··· THE RECORDS ···

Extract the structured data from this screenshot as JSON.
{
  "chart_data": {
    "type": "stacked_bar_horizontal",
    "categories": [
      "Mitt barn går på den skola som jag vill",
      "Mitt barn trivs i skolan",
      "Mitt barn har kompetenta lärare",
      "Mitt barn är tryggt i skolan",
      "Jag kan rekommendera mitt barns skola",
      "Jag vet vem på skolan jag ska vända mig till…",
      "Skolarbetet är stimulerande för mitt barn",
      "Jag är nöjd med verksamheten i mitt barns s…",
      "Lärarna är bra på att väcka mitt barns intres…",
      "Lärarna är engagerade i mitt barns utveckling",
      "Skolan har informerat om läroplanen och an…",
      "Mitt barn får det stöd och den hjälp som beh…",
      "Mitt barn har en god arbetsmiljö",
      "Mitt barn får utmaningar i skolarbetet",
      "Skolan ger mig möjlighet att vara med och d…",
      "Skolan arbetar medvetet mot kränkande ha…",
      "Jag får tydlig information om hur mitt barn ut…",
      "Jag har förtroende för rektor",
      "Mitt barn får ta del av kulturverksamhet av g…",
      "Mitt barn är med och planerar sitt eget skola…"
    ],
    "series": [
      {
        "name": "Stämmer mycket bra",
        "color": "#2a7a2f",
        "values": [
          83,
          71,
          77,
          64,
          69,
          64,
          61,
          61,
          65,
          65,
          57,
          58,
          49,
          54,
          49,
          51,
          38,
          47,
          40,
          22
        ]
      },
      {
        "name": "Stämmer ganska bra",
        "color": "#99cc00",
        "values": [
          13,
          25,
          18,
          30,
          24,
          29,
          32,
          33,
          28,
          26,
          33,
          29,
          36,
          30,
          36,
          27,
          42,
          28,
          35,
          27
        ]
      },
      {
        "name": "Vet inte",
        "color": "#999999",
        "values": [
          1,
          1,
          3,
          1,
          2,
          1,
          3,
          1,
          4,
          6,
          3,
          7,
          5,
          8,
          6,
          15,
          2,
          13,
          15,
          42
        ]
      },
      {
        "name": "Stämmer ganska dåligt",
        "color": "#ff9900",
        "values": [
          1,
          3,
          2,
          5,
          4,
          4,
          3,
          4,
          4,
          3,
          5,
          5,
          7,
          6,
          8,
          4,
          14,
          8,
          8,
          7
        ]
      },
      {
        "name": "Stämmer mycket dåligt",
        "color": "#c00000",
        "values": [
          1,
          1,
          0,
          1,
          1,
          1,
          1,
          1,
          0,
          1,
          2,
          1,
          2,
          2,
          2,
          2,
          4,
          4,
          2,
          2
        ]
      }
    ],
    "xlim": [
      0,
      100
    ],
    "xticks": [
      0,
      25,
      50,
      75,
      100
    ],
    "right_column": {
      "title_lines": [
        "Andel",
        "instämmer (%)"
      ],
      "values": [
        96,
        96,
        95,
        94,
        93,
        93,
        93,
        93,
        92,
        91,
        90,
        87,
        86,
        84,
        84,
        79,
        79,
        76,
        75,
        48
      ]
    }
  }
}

···

YOUR TASK. Faithfully reproduce all of the records, character for character.

FINISHED EXERCISE.
Extract the structured data from this screenshot as JSON.
{
  "chart_data": {
    "type": "stacked_bar_horizontal",
    "categories": [
      "Mitt barn går på den skola som jag vill",
      "Mitt barn trivs i skolan",
      "Mitt barn har kompetenta lärare",
      "Mitt barn är tryggt i skolan",
      "Jag kan rekommendera mitt barns skola",
      "Jag vet vem på skolan jag ska vända mig till…",
      "Skolarbetet är stimulerande för mitt barn",
      "Jag är nöjd med verksamheten i mitt barns s…",
      "Lärarna är bra på att väcka mitt barns intres…",
      "Lärarna är engagerade i mitt barns utveckling",
      "Skolan har informerat om läroplanen och an…",
      "Mitt barn får det stöd och den hjälp som beh…",
      "Mitt barn har en god arbetsmiljö",
      "Mitt barn får utmaningar i skolarbetet",
      "Skolan ger mig möjlighet att vara med och d…",
      "Skolan arbetar medvetet mot kränkande ha…",
      "Jag får tydlig information om hur mitt barn ut…",
      "Jag har förtroende för rektor",
      "Mitt barn får ta del av kulturverksamhet av g…",
      "Mitt barn är med och planerar sitt eget skola…"
    ],
    "series": [
      {
        "name": "Stämmer mycket bra",
        "color": "#2a7a2f",
        "values": [
          83,
          71,
          77,
          64,
          69,
          64,
          61,
          61,
          65,
          65,
          57,
          58,
          49,
          54,
          49,
          51,
          38,
          47,
          40,
          22
        ]
      },
      {
        "name": "Stämmer ganska bra",
        "color": "#99cc00",
        "values": [
          13,
          25,
          18,
          30,
          24,
          29,
          32,
          33,
          28,
          26,
          33,
          29,
          36,
          30,
          36,
          27,
          42,
          28,
          35,
          27
        ]
      },
      {
        "name": "Vet inte",
        "color": "#999999",
        "values": [
          1,
          1,
          3,
          1,
          2,
          1,
          3,
          1,
          4,
          6,
          3,
          7,
          5,
          8,
          6,
          15,
          2,
          13,
          15,
          42
        ]
      },
      {
        "name": "Stämmer ganska dåligt",
        "color": "#ff9900",
        "values": [
          1,
          3,
          2,
          5,
          4,
          4,
          3,
          4,
          4,
          3,
          5,
          5,
          7,
          6,
          8,
          4,
          14,
          8,
          8,
          7
        ]
      },
      {
        "name": "Stämmer mycket dåligt",
        "color": "#c00000",
        "values": [
          1,
          1,
          0,
          1,
          1,
          1,
          1,
          1,
          0,
          1,
          2,
          1,
          2,
          2,
          2,
          2,
          4,
          4,
          2,
          2
        ]
      }
    ],
    "xlim": [
      0,
      100
    ],
    "xticks": [
      0,
      25,
      50,
      75,
      100
    ],
    "right_column": {
      "title_lines": [
        "Andel",
        "instämmer (%)"
      ],
      "values": [
        96,
        96,
        95,
        94,
        93,
        93,
        93,
        93,
        92,
        91,
        90,
        87,
        86,
        84,
        84,
        79,
        79,
        76,
        75,
        48
      ]
    }
  }
}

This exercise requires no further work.